● TASK TO CARRY OUT:
Scan the entries below and extract each line with the word "them" in it.

● RECORDS SHOWN:
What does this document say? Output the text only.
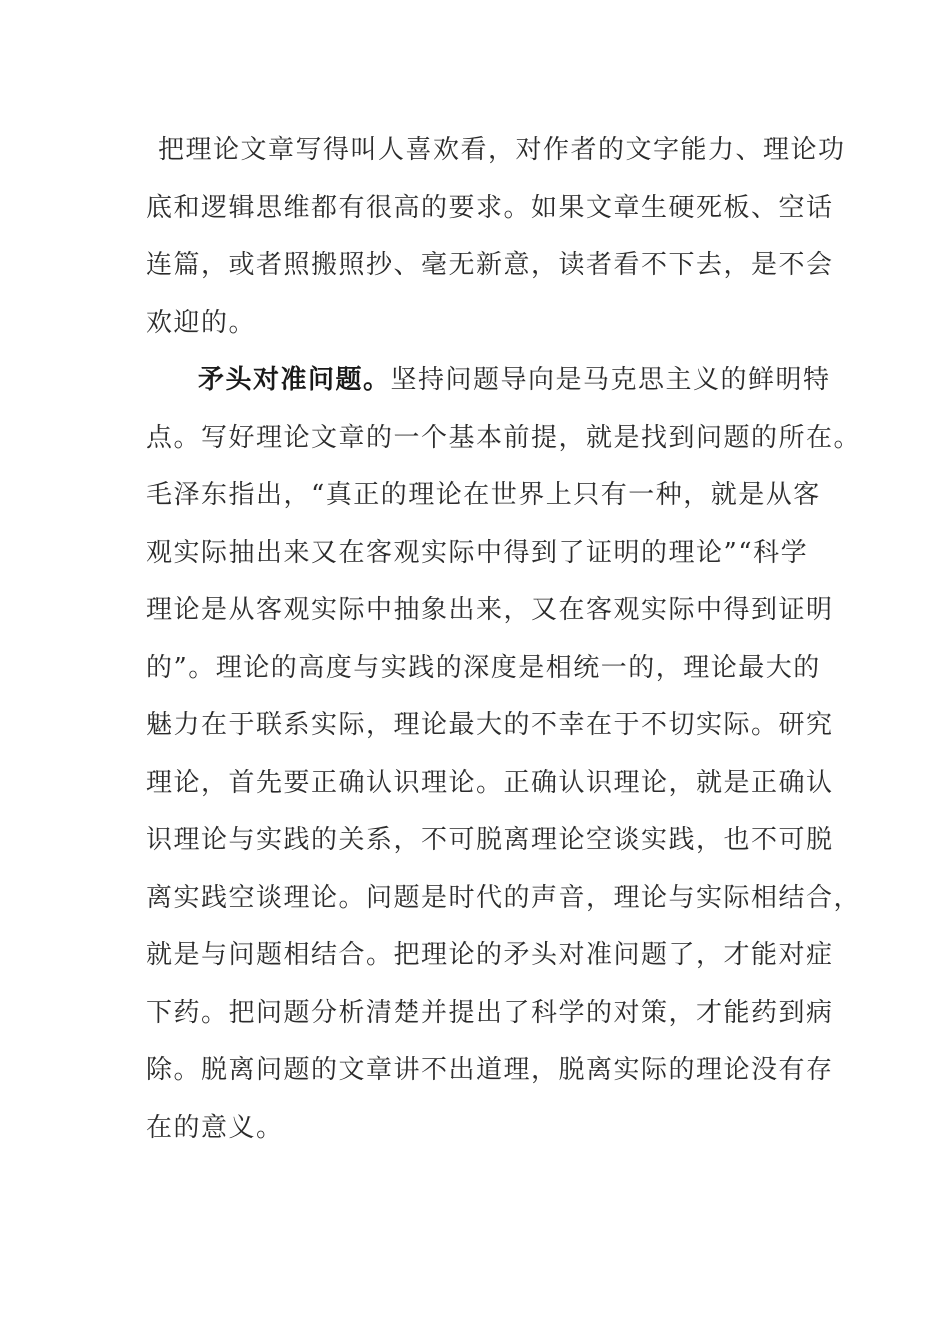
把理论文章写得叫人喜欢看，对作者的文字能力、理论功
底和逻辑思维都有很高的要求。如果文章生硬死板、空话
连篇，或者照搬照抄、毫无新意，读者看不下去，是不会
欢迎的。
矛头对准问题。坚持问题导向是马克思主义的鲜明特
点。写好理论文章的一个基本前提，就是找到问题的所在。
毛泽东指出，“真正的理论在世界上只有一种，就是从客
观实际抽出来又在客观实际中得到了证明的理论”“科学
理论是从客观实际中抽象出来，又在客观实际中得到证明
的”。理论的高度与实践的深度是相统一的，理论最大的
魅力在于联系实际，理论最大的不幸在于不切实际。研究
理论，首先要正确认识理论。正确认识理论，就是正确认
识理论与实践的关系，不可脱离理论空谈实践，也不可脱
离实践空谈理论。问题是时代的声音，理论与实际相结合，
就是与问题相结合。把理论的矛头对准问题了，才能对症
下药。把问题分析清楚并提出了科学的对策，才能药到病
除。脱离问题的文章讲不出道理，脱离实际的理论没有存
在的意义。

---

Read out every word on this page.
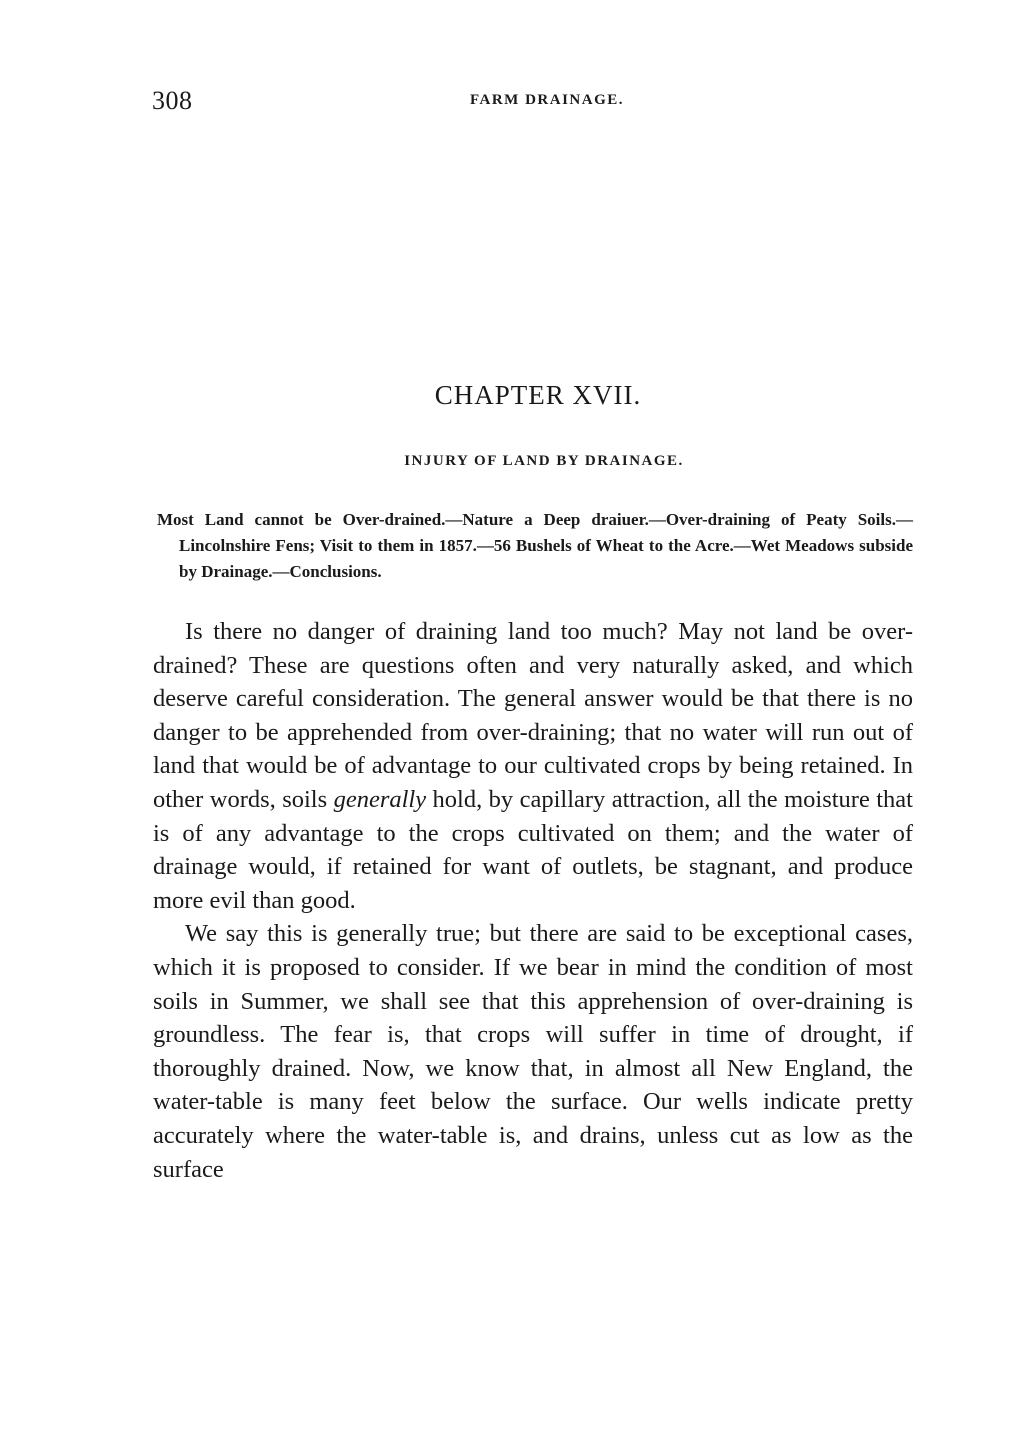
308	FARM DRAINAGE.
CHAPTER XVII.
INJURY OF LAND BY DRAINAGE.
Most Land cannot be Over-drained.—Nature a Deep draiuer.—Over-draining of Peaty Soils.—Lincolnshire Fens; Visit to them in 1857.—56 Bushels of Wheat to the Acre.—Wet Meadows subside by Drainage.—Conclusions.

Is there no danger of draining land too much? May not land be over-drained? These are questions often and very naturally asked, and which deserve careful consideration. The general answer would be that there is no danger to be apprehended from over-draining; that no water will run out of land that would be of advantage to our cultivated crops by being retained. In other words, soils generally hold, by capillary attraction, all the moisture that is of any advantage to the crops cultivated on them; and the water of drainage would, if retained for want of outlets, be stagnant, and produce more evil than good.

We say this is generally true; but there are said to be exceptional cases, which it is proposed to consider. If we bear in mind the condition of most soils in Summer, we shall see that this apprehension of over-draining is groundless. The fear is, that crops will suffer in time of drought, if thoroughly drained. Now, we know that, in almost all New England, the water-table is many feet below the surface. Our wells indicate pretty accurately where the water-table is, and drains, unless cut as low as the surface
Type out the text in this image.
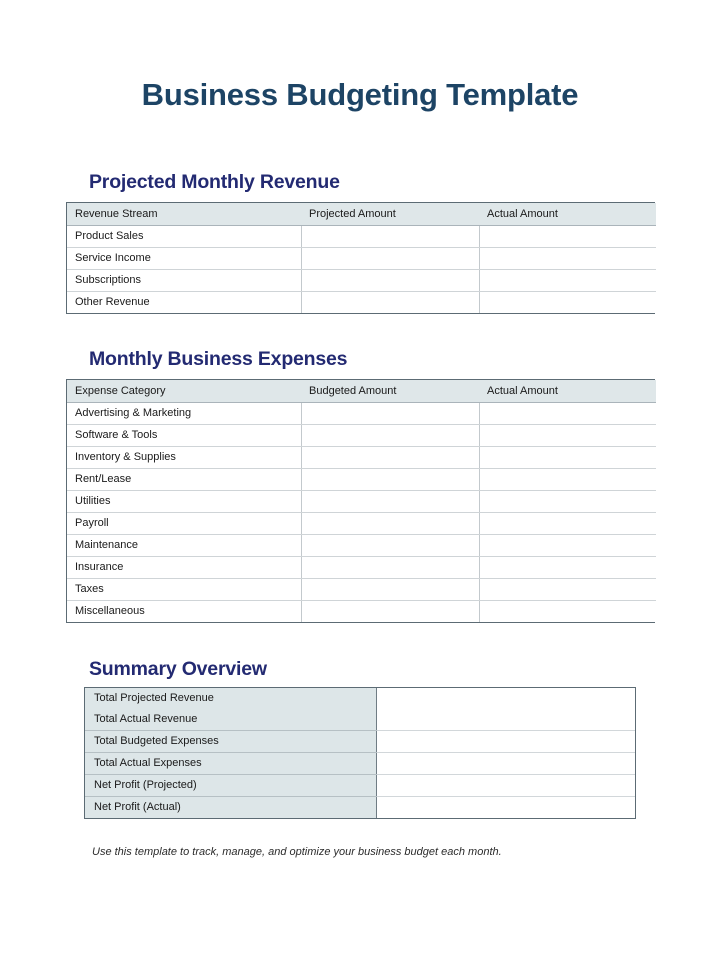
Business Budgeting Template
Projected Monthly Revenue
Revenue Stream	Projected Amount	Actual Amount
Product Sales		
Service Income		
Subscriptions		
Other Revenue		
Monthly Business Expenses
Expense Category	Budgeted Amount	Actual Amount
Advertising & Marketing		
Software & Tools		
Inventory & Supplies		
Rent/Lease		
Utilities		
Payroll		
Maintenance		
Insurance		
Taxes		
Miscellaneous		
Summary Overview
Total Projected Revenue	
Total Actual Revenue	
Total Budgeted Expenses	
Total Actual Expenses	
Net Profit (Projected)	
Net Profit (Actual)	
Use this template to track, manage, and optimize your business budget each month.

* * *

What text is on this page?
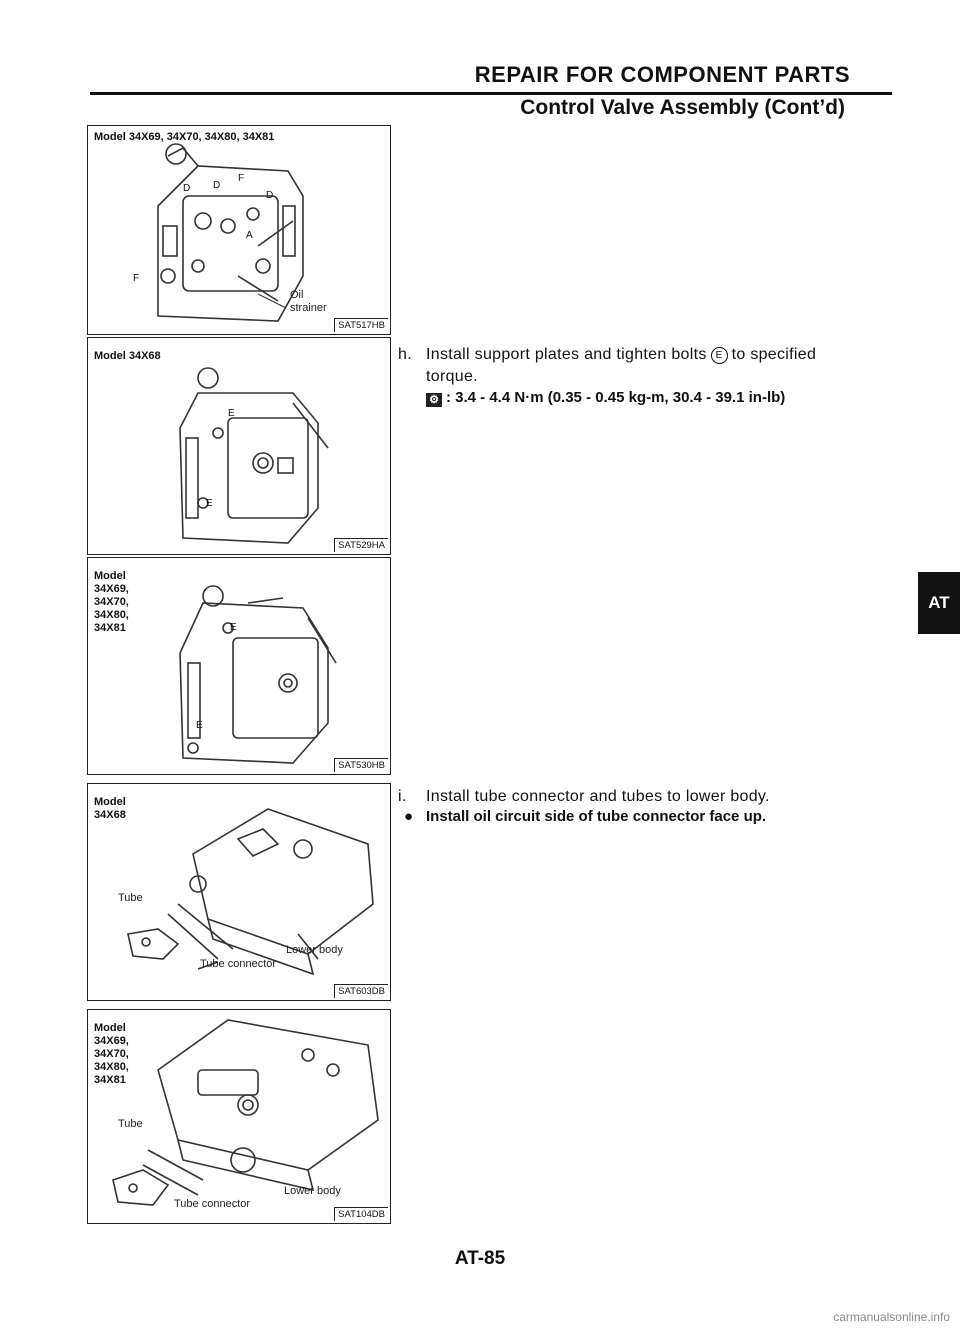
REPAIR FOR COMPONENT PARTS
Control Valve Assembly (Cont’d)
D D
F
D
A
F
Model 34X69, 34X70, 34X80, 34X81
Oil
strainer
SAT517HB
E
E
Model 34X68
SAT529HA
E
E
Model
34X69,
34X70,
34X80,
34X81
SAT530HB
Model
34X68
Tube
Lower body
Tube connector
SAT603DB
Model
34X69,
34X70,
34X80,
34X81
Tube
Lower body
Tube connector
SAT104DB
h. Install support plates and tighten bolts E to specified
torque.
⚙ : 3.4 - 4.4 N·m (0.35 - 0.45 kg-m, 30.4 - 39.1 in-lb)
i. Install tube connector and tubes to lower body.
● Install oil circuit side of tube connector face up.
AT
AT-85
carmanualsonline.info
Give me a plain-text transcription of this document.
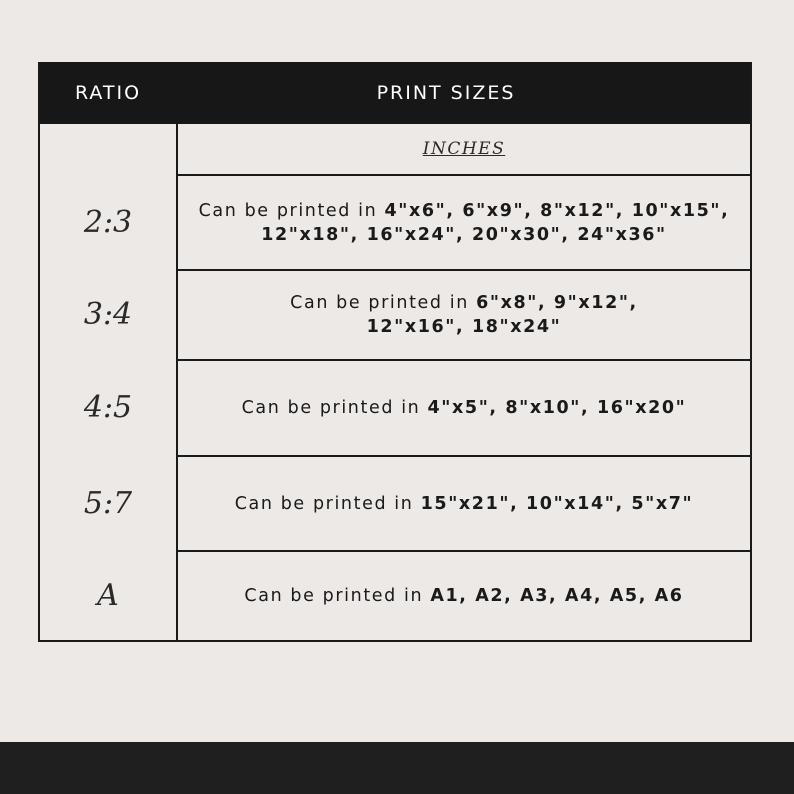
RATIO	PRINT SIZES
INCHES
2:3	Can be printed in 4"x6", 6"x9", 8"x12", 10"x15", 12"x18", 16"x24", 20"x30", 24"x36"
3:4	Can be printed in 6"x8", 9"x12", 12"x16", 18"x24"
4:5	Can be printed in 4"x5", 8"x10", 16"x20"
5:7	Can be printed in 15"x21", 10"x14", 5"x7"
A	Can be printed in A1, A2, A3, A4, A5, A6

● RESULT OF THIS TASK:
Most Land cannot be Over-drained.—Nature a Deep draiuer.—Over-draining of Peaty Soils.—Lincolnshire Fens; Visit to them in 1857.—56 Bushels of Wheat to the Acre.—Wet Meadows subside by Drainage.—Conclusions.
Is there no danger of draining land too much? May not land be over-drained? These are questions often and very naturally asked, and which deserve careful consideration. The general answer would be that there is no danger to be apprehended from over-draining; that no water will run out of land that would be of advantage to our cultivated crops by being retained. In other words, soils generally hold, by capillary attraction, all the moisture that is of any advantage to the crops cultivated on them; and the water of drainage would, if retained for want of outlets, be stagnant, and produce more evil than good.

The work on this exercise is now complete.